What you are asked to do
Tally the lines below containing the word "search" and give that total alone.

[Dataset rows for apps and sites]

□ □ □ □ □

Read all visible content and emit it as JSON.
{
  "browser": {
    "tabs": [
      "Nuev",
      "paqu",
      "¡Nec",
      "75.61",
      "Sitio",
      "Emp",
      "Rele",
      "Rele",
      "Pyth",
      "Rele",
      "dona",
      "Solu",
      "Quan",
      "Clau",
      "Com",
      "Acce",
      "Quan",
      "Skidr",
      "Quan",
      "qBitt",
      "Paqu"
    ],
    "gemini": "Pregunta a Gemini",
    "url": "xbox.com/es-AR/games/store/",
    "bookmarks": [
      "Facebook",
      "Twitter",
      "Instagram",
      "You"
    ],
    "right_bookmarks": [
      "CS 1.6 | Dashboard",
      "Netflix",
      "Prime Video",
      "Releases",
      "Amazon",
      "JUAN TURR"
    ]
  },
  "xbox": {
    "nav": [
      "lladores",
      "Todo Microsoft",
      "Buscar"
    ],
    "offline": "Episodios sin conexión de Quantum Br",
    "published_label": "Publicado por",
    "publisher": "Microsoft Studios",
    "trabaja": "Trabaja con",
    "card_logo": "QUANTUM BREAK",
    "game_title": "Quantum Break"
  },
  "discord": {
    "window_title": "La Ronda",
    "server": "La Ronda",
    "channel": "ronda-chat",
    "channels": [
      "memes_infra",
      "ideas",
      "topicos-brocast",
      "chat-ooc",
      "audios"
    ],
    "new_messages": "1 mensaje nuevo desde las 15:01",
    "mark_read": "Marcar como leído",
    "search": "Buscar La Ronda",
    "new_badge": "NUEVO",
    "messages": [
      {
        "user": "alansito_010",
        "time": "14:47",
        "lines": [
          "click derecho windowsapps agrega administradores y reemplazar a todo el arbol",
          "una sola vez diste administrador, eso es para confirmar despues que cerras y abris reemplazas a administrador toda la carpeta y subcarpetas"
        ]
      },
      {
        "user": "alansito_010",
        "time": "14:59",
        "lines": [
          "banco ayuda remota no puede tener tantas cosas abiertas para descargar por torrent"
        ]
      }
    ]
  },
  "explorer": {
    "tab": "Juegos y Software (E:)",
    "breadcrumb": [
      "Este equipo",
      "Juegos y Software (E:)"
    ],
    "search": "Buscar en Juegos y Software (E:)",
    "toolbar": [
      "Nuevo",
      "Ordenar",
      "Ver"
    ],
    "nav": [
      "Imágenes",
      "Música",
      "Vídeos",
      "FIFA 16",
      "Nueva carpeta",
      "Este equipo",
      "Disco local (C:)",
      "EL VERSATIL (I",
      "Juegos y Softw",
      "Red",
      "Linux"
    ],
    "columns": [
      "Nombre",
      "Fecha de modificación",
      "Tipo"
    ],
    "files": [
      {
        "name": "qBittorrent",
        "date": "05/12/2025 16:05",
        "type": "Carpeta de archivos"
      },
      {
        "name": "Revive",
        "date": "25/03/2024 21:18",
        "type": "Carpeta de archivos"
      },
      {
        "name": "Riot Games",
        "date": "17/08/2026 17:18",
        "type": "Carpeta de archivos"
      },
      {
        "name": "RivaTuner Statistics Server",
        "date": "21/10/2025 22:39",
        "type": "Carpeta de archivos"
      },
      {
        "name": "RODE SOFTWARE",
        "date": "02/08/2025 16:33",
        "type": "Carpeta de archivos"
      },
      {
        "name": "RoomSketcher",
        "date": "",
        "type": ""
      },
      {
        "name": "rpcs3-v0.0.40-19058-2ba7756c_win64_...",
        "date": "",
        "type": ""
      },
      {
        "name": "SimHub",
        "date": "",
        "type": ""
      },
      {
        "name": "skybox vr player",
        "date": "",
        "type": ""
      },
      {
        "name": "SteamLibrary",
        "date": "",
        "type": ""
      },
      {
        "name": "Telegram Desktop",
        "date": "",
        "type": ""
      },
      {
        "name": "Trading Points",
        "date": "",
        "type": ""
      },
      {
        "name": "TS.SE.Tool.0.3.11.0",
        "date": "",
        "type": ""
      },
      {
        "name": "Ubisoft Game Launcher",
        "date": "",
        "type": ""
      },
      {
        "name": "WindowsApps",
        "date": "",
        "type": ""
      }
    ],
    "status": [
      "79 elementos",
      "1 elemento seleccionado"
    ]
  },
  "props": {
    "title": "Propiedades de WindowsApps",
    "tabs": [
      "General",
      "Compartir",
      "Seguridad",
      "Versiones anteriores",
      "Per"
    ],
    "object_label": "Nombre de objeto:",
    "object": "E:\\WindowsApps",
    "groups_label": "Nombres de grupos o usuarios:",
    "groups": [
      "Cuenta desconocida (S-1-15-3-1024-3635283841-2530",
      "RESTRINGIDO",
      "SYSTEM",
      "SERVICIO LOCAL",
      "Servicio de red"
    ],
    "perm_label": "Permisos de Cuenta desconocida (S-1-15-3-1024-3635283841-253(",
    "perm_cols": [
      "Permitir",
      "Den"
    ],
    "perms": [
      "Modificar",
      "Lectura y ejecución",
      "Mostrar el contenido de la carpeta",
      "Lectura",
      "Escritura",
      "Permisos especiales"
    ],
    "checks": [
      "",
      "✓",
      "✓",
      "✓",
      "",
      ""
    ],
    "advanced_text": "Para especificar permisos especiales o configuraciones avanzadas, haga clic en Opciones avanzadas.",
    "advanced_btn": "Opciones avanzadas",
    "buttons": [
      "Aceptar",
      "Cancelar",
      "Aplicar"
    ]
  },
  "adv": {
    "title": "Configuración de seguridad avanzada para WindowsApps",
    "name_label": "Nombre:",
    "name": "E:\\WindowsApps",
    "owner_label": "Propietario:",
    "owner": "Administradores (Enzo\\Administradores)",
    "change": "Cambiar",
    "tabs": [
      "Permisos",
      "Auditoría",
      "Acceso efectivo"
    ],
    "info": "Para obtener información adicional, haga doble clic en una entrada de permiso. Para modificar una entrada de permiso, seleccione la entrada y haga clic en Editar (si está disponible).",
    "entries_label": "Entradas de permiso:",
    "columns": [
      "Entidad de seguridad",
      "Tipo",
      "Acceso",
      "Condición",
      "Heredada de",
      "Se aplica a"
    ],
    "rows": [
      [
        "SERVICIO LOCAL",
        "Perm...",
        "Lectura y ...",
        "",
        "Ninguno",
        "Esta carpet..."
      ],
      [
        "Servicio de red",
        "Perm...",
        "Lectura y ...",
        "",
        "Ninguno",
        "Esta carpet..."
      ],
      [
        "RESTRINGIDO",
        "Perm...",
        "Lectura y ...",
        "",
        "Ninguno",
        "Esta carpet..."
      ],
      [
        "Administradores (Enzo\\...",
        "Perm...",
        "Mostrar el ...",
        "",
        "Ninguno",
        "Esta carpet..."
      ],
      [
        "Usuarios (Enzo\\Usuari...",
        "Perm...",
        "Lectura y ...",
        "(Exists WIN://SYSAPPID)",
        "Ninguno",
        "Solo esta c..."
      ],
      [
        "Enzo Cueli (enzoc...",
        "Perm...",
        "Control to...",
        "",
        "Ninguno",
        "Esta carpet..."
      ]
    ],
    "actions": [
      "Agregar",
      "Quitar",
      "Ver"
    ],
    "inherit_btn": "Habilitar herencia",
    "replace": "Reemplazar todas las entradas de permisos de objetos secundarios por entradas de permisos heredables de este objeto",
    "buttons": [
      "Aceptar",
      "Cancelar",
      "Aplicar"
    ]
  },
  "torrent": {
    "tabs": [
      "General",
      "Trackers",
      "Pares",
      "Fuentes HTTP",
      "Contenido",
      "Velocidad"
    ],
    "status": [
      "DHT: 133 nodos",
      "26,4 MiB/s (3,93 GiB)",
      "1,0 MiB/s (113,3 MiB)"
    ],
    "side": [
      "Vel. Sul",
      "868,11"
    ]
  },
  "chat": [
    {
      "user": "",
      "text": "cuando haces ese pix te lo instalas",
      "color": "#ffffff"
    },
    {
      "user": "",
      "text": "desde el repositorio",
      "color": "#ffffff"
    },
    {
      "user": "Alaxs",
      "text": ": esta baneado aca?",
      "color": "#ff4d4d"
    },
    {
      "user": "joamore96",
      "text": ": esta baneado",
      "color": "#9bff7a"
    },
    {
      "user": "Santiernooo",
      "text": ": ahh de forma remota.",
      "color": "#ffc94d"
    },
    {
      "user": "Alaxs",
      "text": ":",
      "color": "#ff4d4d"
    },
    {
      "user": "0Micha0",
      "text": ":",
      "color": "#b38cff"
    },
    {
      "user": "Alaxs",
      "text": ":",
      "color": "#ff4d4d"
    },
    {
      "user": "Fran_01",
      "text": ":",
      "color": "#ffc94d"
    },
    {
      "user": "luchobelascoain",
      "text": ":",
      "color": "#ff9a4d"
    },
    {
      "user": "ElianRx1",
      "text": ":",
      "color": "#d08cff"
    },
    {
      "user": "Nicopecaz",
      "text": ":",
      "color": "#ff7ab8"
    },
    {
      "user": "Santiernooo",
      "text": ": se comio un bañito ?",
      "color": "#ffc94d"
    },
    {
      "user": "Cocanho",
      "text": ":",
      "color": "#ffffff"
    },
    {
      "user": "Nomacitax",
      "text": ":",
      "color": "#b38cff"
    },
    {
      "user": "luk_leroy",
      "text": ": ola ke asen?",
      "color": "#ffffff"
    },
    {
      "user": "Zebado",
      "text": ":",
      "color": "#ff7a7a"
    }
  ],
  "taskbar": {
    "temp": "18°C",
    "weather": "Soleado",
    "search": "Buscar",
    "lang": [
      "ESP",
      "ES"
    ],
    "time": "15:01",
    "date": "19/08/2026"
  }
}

□ □ □ □ □

Output
3